## Task
Look through the data below and count each line where the word "this" appears. Reply with the count alone.

* Start Records *

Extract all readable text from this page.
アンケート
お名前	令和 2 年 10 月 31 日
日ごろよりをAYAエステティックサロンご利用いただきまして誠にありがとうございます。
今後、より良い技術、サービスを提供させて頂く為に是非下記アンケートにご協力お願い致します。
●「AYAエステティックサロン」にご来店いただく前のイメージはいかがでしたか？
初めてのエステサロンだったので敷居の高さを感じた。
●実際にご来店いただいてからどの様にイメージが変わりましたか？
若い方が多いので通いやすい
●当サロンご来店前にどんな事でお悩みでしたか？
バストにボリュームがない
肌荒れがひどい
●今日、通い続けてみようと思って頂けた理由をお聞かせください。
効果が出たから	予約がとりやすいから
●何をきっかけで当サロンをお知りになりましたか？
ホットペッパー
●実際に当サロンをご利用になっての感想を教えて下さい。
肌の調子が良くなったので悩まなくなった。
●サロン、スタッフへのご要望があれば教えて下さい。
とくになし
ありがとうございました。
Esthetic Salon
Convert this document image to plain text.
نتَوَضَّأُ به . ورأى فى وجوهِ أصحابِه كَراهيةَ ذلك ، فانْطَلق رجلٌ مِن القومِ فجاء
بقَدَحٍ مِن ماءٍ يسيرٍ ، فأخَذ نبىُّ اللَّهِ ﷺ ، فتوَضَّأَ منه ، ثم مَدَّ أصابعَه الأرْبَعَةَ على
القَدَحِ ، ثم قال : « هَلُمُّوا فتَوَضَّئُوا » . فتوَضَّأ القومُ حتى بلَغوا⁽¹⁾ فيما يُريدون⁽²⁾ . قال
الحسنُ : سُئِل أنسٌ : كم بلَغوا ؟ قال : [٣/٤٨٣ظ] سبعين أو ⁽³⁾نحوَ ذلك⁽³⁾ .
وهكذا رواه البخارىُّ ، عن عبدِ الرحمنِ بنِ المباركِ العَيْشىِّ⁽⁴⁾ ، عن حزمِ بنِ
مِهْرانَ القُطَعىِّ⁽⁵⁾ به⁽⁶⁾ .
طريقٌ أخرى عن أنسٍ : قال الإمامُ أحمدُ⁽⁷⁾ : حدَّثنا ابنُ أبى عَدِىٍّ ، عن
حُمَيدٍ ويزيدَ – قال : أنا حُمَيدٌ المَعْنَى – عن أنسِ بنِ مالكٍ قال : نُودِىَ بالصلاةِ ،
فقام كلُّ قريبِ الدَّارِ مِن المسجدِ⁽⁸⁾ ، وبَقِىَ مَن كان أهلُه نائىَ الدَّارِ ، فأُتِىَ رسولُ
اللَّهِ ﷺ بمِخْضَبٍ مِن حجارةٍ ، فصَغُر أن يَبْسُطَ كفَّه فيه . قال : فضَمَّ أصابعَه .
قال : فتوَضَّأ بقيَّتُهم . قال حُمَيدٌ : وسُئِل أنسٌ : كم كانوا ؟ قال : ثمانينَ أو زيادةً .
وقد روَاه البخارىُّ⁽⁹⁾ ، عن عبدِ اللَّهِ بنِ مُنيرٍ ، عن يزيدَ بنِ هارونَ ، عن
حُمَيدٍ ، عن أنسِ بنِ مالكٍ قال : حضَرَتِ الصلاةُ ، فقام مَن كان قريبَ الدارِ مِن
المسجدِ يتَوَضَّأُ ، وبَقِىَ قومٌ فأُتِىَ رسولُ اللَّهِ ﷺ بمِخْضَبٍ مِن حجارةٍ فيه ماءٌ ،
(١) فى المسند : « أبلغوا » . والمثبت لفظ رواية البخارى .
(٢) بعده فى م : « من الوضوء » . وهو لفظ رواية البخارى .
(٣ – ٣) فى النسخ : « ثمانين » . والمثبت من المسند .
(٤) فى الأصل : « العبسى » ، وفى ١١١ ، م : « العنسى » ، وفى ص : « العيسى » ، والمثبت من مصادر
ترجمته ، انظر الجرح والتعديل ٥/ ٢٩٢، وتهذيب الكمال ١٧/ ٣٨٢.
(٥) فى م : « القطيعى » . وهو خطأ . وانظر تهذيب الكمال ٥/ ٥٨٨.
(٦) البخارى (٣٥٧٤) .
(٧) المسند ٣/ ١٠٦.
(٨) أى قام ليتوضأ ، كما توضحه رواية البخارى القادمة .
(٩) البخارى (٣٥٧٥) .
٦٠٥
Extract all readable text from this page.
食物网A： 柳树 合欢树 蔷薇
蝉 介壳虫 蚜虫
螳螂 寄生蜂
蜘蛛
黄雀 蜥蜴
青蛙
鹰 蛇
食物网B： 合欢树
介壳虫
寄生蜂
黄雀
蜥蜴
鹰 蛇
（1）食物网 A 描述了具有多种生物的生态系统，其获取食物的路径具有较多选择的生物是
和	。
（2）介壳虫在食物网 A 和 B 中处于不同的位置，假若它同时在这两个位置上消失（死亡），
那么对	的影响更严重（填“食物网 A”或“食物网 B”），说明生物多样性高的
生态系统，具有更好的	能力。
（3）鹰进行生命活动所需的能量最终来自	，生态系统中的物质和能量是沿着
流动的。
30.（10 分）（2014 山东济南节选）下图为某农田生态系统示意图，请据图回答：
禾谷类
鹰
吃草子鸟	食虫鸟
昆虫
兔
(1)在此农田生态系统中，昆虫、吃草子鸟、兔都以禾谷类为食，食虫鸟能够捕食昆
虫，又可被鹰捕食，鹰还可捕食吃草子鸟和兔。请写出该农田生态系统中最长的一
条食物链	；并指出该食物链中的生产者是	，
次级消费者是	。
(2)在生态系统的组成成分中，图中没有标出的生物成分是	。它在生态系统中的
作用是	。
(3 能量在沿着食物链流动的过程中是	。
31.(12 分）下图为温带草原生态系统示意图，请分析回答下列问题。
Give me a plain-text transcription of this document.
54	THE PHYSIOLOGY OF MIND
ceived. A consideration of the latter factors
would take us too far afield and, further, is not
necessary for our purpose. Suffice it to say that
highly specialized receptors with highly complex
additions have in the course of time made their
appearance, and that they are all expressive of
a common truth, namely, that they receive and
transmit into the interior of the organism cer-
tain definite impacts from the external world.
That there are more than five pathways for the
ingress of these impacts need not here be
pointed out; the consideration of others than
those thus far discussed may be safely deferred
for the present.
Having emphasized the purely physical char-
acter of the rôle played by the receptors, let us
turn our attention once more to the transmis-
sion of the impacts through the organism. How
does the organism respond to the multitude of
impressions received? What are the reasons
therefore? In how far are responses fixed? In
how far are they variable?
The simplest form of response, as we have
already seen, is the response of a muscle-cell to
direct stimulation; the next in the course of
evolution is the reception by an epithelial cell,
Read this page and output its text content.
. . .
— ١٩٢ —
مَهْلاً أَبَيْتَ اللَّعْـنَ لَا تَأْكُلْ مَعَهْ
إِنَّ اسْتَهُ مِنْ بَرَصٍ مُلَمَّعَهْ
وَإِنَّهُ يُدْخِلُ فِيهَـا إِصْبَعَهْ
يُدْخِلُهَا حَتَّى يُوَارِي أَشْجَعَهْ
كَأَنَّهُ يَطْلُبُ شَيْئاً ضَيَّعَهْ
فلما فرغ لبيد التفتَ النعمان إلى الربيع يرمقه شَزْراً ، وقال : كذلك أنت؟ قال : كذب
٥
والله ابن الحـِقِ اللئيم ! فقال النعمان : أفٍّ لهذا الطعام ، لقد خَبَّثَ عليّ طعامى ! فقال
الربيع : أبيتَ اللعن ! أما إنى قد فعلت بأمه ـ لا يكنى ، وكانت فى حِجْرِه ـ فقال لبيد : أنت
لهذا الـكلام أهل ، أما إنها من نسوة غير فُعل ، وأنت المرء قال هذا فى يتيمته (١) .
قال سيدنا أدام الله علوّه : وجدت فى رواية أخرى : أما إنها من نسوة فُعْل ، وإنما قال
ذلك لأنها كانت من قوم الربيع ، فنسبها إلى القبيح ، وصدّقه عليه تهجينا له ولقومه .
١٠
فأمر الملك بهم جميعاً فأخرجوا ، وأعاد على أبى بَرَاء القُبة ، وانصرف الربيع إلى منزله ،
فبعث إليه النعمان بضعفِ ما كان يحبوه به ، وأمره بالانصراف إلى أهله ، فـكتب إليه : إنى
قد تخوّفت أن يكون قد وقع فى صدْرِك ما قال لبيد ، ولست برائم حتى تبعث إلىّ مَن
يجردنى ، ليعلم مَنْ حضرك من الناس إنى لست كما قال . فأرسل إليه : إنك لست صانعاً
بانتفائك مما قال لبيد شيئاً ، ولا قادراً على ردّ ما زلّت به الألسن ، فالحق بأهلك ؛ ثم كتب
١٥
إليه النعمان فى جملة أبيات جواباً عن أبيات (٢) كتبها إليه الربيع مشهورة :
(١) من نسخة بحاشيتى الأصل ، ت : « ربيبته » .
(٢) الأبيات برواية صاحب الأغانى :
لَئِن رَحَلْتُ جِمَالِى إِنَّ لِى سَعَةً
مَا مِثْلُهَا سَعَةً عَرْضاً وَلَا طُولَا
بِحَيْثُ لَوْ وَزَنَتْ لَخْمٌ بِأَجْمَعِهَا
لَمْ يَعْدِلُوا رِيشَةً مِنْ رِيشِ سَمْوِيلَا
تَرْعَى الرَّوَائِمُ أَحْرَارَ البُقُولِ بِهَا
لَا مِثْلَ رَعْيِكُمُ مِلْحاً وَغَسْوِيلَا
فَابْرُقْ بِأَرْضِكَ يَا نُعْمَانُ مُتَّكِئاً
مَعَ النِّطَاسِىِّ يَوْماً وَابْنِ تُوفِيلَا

* End Records *

## Full solution
5